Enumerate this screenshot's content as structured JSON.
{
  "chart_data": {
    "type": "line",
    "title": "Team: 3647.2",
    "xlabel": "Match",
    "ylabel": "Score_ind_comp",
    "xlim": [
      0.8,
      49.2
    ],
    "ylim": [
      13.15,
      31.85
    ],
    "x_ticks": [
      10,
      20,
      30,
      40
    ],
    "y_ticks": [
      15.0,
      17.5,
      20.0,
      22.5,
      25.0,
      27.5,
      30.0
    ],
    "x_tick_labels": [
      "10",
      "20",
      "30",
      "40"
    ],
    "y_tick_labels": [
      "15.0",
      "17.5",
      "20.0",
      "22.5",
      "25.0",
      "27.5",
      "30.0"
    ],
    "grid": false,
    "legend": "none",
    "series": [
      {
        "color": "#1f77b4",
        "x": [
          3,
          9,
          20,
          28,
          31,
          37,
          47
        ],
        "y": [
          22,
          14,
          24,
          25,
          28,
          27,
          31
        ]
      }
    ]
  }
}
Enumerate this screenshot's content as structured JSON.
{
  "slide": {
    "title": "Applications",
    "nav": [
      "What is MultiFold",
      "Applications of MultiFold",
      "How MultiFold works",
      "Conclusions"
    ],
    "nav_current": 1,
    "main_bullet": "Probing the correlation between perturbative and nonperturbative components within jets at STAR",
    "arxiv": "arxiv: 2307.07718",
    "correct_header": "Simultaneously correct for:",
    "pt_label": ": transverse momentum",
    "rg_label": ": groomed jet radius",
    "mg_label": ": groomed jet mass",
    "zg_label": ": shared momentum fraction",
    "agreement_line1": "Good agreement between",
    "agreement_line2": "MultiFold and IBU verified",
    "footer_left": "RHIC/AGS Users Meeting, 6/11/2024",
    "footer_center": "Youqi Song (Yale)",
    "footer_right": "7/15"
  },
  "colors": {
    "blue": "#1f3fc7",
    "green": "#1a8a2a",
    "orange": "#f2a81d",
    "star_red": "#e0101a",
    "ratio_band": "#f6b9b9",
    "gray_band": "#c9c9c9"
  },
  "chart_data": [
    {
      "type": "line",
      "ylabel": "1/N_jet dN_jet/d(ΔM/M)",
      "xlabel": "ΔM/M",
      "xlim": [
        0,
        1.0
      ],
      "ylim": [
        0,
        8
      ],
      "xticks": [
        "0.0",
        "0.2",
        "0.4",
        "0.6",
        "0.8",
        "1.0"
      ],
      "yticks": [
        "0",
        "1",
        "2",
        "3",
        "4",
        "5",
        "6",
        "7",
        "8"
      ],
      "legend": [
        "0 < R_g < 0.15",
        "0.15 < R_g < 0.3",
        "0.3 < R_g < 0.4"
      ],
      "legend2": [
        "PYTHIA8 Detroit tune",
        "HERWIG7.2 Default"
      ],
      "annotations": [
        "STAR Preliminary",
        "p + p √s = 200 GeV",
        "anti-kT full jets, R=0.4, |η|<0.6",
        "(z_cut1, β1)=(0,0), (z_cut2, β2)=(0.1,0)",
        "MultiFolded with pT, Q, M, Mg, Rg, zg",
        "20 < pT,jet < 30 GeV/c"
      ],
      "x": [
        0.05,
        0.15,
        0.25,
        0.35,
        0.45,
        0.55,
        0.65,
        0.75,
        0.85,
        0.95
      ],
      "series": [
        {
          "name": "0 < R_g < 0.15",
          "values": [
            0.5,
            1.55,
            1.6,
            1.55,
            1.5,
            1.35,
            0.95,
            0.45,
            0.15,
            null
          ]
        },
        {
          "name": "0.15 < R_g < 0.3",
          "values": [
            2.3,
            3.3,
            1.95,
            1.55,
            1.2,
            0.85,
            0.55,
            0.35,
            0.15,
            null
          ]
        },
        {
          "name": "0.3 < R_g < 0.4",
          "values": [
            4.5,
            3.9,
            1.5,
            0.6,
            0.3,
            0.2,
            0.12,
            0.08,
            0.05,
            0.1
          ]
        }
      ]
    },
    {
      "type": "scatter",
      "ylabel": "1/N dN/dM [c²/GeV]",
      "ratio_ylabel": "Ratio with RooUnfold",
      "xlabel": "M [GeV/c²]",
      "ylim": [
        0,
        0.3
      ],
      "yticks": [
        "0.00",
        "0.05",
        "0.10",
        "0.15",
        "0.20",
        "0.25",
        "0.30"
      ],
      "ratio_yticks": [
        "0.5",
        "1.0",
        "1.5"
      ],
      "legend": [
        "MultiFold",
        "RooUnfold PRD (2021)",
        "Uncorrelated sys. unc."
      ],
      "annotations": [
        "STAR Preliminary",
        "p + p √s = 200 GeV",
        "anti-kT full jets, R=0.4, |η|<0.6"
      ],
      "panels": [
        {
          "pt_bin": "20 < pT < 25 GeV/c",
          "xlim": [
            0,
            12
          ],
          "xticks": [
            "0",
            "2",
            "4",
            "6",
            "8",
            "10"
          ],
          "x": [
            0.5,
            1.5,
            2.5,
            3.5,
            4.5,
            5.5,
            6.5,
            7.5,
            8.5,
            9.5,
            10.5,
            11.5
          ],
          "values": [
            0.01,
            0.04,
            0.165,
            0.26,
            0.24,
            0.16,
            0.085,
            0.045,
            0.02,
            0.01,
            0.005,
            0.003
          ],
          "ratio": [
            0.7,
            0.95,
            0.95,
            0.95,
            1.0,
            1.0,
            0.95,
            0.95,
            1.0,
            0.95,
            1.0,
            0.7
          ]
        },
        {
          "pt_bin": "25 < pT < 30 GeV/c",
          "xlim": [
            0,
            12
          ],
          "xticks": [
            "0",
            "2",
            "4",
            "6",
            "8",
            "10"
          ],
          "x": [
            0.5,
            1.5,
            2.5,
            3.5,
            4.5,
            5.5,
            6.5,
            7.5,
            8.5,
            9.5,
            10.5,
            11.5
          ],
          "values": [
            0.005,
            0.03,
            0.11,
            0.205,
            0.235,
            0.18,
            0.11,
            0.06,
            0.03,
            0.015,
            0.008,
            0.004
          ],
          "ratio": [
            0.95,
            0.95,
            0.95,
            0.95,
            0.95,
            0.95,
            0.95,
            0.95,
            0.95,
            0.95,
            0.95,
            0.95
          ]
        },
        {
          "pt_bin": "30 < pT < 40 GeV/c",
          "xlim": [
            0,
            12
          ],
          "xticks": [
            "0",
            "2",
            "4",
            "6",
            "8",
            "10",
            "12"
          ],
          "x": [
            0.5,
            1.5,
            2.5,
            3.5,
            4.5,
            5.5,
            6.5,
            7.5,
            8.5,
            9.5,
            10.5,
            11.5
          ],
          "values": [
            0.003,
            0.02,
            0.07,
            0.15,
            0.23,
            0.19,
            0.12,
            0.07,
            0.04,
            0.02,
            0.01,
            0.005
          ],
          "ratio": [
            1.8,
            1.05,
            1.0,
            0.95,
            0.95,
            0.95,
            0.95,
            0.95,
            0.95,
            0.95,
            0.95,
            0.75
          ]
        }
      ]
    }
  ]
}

☆ ☆ ☆ ☆ ☆

• AIM
Gather and return every line that holds the string "momentum".

• EXERCISE OUTPUT
    "pt_label": ": transverse momentum",
    "zg_label": ": shared momentum fraction",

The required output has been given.